***** PROVIDED INFORMATION *****

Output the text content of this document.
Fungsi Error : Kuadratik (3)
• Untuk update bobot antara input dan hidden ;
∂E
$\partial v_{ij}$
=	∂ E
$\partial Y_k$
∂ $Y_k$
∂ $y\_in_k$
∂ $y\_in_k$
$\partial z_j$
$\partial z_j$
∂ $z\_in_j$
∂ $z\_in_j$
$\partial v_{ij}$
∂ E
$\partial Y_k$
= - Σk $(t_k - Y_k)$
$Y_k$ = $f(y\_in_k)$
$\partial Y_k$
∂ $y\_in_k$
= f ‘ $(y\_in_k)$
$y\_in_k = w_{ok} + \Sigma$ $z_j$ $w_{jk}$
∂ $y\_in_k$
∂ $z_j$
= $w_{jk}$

*****

Transcribe the entire listing above precisely.

Output the text content of this document.
Fungsi Error : Kuadratik (3)
• Untuk update bobot antara input dan hidden ;
∂E
$\partial v_{ij}$
=	∂ E
$\partial Y_k$
∂ $Y_k$
∂ $y\_in_k$
∂ $y\_in_k$
$\partial z_j$
$\partial z_j$
∂ $z\_in_j$
∂ $z\_in_j$
$\partial v_{ij}$
∂ E
$\partial Y_k$
= - Σk $(t_k - Y_k)$
$Y_k$ = $f(y\_in_k)$
$\partial Y_k$
∂ $y\_in_k$
= f ‘ $(y\_in_k)$
$y\_in_k = w_{ok} + \Sigma$ $z_j$ $w_{jk}$
∂ $y\_in_k$
∂ $z_j$
= $w_{jk}$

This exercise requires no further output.